> _Problem to solve_
In the following material, identify every line holding the string "proficiency" and return it.

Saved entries
## Begin
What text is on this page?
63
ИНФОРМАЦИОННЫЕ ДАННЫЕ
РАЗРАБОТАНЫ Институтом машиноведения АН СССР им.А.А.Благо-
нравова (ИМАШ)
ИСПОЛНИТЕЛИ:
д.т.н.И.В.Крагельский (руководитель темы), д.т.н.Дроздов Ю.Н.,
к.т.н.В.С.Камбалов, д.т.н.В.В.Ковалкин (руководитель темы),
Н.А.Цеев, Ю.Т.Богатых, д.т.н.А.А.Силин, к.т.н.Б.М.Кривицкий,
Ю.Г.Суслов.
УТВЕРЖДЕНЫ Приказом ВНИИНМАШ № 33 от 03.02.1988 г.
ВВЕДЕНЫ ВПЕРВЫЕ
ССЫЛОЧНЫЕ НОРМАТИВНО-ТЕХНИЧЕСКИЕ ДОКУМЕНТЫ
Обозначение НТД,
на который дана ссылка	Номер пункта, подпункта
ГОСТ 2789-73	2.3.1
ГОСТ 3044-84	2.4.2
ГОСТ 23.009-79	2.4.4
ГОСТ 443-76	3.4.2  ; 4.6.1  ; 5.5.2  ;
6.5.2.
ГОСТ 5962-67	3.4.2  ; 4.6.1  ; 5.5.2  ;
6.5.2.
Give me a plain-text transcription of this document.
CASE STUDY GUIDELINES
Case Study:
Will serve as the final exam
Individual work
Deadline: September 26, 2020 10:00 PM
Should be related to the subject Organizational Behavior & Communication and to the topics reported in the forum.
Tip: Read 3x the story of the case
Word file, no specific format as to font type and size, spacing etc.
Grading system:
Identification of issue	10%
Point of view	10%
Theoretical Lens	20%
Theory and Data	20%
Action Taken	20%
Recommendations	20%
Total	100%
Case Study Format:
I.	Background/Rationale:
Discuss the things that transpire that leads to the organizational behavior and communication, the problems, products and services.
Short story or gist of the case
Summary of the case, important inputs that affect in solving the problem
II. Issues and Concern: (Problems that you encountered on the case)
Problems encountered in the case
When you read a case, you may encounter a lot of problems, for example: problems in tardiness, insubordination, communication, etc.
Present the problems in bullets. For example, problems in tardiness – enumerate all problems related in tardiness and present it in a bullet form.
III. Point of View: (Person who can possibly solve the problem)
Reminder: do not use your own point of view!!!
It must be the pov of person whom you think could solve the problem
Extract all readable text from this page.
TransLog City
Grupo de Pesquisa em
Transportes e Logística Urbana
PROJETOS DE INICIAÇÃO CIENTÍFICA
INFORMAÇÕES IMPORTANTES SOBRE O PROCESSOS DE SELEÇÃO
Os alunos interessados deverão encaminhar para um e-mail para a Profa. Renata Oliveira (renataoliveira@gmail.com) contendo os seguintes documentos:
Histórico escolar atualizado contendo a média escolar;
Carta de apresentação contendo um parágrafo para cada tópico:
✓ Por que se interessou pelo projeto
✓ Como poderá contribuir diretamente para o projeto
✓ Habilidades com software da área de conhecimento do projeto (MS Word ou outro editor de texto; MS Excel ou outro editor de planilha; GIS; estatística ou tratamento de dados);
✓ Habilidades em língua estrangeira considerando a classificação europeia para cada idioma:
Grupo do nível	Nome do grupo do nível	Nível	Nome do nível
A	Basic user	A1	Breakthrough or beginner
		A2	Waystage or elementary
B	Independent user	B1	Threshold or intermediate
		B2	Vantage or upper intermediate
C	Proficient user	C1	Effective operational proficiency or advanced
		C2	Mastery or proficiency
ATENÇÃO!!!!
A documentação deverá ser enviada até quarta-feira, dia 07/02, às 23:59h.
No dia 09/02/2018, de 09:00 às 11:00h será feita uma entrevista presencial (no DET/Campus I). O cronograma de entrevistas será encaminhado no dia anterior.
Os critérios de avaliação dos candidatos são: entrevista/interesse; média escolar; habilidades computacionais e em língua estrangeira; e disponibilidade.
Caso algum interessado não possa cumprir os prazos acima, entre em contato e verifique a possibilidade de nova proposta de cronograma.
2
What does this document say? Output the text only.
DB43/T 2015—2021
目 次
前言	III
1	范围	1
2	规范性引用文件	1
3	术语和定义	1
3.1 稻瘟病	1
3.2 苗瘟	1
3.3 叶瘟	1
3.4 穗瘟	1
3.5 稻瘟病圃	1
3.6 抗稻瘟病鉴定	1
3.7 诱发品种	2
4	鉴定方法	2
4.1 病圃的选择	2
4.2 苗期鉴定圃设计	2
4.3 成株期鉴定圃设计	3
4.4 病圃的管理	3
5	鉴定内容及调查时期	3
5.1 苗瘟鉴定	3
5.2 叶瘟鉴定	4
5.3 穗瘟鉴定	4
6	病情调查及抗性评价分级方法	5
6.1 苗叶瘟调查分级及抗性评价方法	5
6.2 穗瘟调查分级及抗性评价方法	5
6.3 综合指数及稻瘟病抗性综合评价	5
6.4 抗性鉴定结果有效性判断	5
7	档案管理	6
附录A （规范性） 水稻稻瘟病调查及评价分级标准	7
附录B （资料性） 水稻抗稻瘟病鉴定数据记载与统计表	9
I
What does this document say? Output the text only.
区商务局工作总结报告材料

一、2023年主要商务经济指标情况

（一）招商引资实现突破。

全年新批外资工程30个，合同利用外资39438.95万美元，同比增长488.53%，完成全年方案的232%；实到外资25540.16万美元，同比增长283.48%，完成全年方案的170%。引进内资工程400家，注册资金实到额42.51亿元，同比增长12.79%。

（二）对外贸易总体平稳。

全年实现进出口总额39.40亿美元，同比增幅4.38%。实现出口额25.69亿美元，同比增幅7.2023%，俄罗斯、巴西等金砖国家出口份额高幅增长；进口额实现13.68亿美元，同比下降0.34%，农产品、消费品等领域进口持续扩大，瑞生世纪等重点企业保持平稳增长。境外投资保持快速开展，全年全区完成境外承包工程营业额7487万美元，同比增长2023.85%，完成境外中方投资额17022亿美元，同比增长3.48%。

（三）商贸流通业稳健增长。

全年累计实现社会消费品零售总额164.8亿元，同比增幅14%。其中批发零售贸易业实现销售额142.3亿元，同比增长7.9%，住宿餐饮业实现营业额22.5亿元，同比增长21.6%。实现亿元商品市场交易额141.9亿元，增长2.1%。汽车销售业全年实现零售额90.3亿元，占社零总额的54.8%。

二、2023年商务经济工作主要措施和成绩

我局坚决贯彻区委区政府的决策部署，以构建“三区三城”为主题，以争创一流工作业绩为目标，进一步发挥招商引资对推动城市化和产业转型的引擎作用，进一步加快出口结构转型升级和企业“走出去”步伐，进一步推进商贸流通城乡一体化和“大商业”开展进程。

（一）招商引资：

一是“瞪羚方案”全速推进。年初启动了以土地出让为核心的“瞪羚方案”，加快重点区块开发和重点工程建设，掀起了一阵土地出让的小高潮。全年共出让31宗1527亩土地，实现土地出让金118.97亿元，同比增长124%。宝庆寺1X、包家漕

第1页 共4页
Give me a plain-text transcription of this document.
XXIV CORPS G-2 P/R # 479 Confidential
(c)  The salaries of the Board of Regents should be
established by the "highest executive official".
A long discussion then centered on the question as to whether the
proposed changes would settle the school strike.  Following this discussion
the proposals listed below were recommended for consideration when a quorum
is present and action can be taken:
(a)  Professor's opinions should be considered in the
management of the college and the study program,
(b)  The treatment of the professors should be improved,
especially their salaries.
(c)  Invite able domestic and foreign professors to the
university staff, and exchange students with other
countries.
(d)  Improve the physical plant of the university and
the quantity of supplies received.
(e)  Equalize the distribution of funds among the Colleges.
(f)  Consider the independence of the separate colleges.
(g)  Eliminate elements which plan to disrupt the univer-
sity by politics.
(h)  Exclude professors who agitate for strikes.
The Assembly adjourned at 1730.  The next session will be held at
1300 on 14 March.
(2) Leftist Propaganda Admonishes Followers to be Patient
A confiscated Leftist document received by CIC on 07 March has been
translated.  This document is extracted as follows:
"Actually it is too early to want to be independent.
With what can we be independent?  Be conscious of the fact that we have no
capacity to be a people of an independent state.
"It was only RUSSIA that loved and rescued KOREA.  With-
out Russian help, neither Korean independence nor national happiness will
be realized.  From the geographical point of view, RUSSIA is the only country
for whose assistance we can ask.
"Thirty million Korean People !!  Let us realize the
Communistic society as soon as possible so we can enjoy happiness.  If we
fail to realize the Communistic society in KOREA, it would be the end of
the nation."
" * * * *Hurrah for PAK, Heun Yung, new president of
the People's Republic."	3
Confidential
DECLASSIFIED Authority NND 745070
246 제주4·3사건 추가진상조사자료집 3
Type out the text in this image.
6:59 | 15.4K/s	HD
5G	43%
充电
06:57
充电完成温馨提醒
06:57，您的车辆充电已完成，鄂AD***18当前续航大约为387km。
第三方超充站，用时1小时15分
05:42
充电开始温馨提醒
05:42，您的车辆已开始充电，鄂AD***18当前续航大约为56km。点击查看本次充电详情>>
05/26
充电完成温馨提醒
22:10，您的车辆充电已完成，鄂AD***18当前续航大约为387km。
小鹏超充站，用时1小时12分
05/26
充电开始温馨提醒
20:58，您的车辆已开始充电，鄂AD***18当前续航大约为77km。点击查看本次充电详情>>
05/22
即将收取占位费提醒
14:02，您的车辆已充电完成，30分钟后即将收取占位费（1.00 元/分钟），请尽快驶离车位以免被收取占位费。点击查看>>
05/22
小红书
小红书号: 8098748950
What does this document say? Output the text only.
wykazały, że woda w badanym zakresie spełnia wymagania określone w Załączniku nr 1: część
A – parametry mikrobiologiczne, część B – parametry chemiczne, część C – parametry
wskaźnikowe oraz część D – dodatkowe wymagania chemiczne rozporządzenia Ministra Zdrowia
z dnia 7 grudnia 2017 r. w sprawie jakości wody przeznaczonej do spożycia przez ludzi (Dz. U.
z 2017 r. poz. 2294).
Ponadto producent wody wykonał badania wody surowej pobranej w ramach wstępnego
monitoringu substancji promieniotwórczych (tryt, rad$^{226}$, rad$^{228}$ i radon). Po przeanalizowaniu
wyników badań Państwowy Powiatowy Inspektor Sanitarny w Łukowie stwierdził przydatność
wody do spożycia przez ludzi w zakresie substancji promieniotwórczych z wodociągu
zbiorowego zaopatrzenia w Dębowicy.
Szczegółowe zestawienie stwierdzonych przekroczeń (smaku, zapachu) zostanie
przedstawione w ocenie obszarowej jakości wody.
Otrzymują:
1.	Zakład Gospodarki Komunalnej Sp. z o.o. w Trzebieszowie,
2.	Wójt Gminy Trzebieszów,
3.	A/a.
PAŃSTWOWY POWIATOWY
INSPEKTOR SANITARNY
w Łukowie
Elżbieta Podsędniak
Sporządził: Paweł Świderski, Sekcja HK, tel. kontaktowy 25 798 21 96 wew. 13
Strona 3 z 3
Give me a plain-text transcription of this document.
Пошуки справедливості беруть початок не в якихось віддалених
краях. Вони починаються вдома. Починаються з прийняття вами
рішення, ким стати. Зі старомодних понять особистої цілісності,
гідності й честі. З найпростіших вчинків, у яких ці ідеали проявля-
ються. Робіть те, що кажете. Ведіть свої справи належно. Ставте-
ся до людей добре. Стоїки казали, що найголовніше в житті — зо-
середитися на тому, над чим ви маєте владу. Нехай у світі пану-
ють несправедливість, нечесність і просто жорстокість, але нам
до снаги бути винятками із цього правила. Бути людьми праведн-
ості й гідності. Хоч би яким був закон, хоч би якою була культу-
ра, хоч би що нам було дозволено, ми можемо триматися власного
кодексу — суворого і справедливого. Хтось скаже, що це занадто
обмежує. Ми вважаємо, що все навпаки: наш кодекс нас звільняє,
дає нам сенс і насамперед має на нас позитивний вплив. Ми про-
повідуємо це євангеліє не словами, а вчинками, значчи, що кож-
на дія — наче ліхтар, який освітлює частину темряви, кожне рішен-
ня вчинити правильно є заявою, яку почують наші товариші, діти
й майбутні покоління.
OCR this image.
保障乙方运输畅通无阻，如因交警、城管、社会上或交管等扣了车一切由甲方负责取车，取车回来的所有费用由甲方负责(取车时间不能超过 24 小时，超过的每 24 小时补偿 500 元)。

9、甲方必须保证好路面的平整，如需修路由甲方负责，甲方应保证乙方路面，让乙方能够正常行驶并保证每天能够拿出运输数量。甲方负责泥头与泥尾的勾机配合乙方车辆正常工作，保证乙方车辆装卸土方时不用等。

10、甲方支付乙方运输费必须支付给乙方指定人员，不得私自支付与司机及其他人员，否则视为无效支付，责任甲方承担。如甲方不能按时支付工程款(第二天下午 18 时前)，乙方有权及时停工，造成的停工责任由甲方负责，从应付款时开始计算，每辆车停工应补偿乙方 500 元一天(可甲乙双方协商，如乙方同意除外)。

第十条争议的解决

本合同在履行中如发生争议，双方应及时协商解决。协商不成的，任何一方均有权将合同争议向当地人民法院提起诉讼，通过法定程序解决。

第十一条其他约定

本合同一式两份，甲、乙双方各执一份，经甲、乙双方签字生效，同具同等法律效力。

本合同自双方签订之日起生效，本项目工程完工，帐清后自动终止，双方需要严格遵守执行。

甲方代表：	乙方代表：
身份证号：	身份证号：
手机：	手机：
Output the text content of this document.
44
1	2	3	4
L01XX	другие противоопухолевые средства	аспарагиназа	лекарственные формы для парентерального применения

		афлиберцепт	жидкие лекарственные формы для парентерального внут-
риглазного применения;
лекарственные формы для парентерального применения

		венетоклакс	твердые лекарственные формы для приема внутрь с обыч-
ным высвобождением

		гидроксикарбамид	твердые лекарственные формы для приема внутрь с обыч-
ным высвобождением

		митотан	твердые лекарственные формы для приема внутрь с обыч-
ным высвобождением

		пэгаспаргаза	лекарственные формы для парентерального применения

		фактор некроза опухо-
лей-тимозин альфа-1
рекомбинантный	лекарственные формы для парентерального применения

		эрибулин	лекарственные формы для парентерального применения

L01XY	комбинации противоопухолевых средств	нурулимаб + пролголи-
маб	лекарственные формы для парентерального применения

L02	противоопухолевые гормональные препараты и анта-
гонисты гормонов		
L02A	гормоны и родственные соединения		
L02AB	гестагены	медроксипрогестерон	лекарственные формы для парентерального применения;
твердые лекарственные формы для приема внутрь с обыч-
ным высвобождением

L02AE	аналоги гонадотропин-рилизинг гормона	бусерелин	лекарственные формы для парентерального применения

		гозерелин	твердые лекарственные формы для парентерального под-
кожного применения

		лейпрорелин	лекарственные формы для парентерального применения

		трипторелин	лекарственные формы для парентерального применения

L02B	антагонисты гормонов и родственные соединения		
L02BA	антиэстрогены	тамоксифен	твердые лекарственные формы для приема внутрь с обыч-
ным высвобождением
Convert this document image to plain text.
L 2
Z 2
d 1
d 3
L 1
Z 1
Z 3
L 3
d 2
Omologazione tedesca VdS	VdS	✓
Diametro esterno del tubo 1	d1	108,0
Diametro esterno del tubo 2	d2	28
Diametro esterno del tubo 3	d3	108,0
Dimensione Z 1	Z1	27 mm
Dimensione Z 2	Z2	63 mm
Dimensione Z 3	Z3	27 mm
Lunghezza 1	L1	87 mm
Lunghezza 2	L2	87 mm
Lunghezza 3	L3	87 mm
## End
> _Reply to the task_
C	Proficient user	C1	Effective operational proficiency or advanced
		C2	Mastery or proficiency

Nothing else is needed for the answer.